### [YOUR INSTRUCTIONS]
Each line of the listing must be transcribed exactly, except for the images, which should be excluded.

Dataset items:
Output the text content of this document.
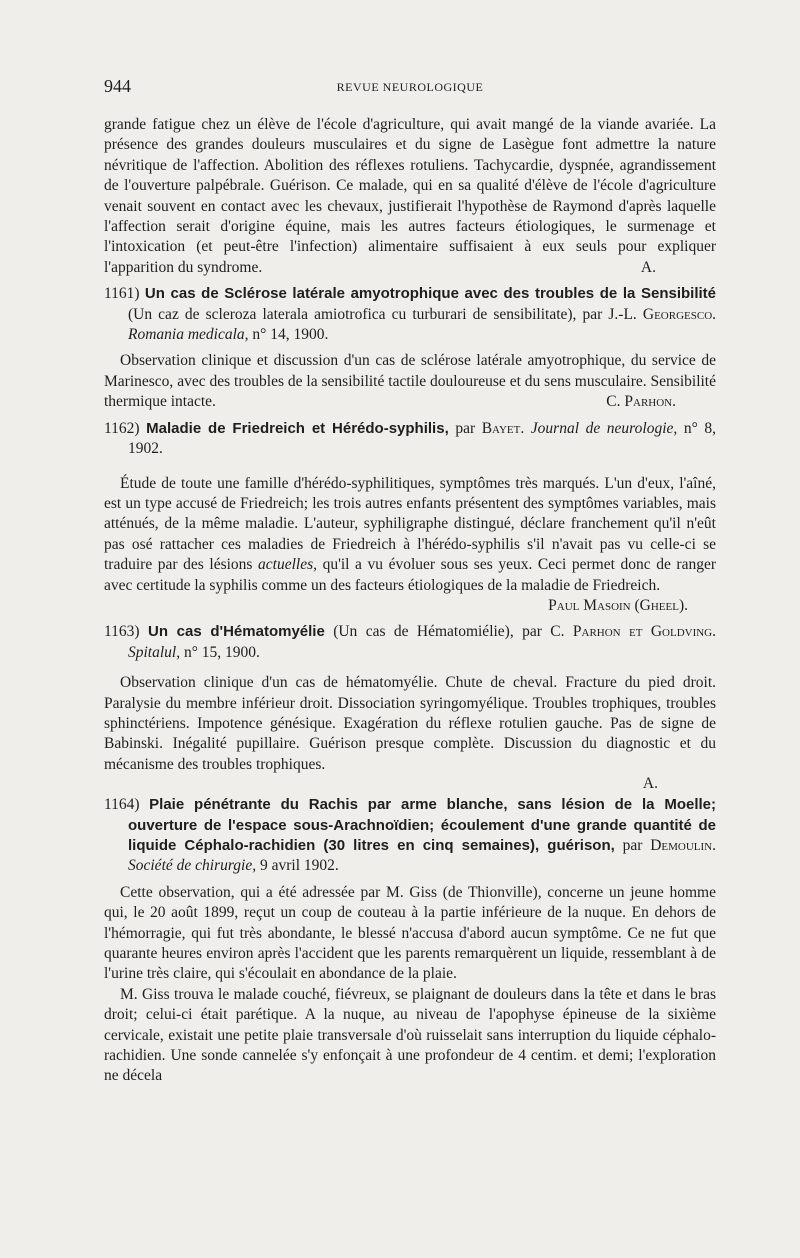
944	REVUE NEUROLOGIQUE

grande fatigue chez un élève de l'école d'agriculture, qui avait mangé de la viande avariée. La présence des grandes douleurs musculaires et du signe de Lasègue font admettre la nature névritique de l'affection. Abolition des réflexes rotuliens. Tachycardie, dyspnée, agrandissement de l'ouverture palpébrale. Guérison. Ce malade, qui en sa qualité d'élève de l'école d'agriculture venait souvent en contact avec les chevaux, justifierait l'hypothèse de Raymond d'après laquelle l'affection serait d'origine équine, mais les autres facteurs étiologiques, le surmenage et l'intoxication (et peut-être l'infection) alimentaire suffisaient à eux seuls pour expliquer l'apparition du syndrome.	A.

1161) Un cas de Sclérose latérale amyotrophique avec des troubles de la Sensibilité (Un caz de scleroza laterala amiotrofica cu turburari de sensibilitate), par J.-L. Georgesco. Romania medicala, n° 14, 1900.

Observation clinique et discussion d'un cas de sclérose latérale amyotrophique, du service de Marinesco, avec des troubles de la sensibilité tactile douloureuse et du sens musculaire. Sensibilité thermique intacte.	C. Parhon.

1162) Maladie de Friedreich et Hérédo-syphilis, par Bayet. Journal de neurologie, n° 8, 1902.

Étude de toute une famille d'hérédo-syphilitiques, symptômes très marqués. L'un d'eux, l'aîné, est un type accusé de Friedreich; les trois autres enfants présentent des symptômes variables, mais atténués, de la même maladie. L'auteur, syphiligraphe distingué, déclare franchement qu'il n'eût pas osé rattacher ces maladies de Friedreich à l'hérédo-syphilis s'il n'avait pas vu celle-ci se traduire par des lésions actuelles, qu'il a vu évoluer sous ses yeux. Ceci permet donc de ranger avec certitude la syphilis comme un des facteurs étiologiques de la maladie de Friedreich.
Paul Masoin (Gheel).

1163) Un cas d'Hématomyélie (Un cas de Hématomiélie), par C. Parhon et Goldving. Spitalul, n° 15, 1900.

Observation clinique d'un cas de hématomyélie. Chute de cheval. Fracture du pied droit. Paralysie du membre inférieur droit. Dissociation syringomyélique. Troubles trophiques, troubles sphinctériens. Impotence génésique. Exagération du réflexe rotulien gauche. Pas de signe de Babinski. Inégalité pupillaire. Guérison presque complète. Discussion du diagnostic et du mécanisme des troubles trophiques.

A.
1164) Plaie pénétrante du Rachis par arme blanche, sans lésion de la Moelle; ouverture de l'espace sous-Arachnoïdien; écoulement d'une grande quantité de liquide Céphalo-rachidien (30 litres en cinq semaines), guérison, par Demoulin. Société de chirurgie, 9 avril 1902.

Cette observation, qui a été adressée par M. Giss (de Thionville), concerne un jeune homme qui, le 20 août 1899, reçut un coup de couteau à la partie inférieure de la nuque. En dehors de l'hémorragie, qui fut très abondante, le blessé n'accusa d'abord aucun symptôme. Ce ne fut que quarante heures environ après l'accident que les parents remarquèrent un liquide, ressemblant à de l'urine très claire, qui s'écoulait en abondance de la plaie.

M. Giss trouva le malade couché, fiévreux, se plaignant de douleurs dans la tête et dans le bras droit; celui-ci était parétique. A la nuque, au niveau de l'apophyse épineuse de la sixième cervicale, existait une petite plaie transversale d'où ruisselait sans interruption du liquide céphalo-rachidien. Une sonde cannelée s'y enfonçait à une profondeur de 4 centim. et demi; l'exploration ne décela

### [RESULT OF THIS EXERCISE]
Output the text content of this document.
944	REVUE NEUROLOGIQUE

grande fatigue chez un élève de l'école d'agriculture, qui avait mangé de la viande avariée. La présence des grandes douleurs musculaires et du signe de Lasègue font admettre la nature névritique de l'affection. Abolition des réflexes rotuliens. Tachycardie, dyspnée, agrandissement de l'ouverture palpébrale. Guérison. Ce malade, qui en sa qualité d'élève de l'école d'agriculture venait souvent en contact avec les chevaux, justifierait l'hypothèse de Raymond d'après laquelle l'affection serait d'origine équine, mais les autres facteurs étiologiques, le surmenage et l'intoxication (et peut-être l'infection) alimentaire suffisaient à eux seuls pour expliquer l'apparition du syndrome.	A.

1161) Un cas de Sclérose latérale amyotrophique avec des troubles de la Sensibilité (Un caz de scleroza laterala amiotrofica cu turburari de sensibilitate), par J.-L. Georgesco. Romania medicala, n° 14, 1900.

Observation clinique et discussion d'un cas de sclérose latérale amyotrophique, du service de Marinesco, avec des troubles de la sensibilité tactile douloureuse et du sens musculaire. Sensibilité thermique intacte.	C. Parhon.

1162) Maladie de Friedreich et Hérédo-syphilis, par Bayet. Journal de neurologie, n° 8, 1902.

Étude de toute une famille d'hérédo-syphilitiques, symptômes très marqués. L'un d'eux, l'aîné, est un type accusé de Friedreich; les trois autres enfants présentent des symptômes variables, mais atténués, de la même maladie. L'auteur, syphiligraphe distingué, déclare franchement qu'il n'eût pas osé rattacher ces maladies de Friedreich à l'hérédo-syphilis s'il n'avait pas vu celle-ci se traduire par des lésions actuelles, qu'il a vu évoluer sous ses yeux. Ceci permet donc de ranger avec certitude la syphilis comme un des facteurs étiologiques de la maladie de Friedreich.
Paul Masoin (Gheel).

1163) Un cas d'Hématomyélie (Un cas de Hématomiélie), par C. Parhon et Goldving. Spitalul, n° 15, 1900.

Observation clinique d'un cas de hématomyélie. Chute de cheval. Fracture du pied droit. Paralysie du membre inférieur droit. Dissociation syringomyélique. Troubles trophiques, troubles sphinctériens. Impotence génésique. Exagération du réflexe rotulien gauche. Pas de signe de Babinski. Inégalité pupillaire. Guérison presque complète. Discussion du diagnostic et du mécanisme des troubles trophiques.

A.
1164) Plaie pénétrante du Rachis par arme blanche, sans lésion de la Moelle; ouverture de l'espace sous-Arachnoïdien; écoulement d'une grande quantité de liquide Céphalo-rachidien (30 litres en cinq semaines), guérison, par Demoulin. Société de chirurgie, 9 avril 1902.

Cette observation, qui a été adressée par M. Giss (de Thionville), concerne un jeune homme qui, le 20 août 1899, reçut un coup de couteau à la partie inférieure de la nuque. En dehors de l'hémorragie, qui fut très abondante, le blessé n'accusa d'abord aucun symptôme. Ce ne fut que quarante heures environ après l'accident que les parents remarquèrent un liquide, ressemblant à de l'urine très claire, qui s'écoulait en abondance de la plaie.

M. Giss trouva le malade couché, fiévreux, se plaignant de douleurs dans la tête et dans le bras droit; celui-ci était parétique. A la nuque, au niveau de l'apophyse épineuse de la sixième cervicale, existait une petite plaie transversale d'où ruisselait sans interruption du liquide céphalo-rachidien. Une sonde cannelée s'y enfonçait à une profondeur de 4 centim. et demi; l'exploration ne décela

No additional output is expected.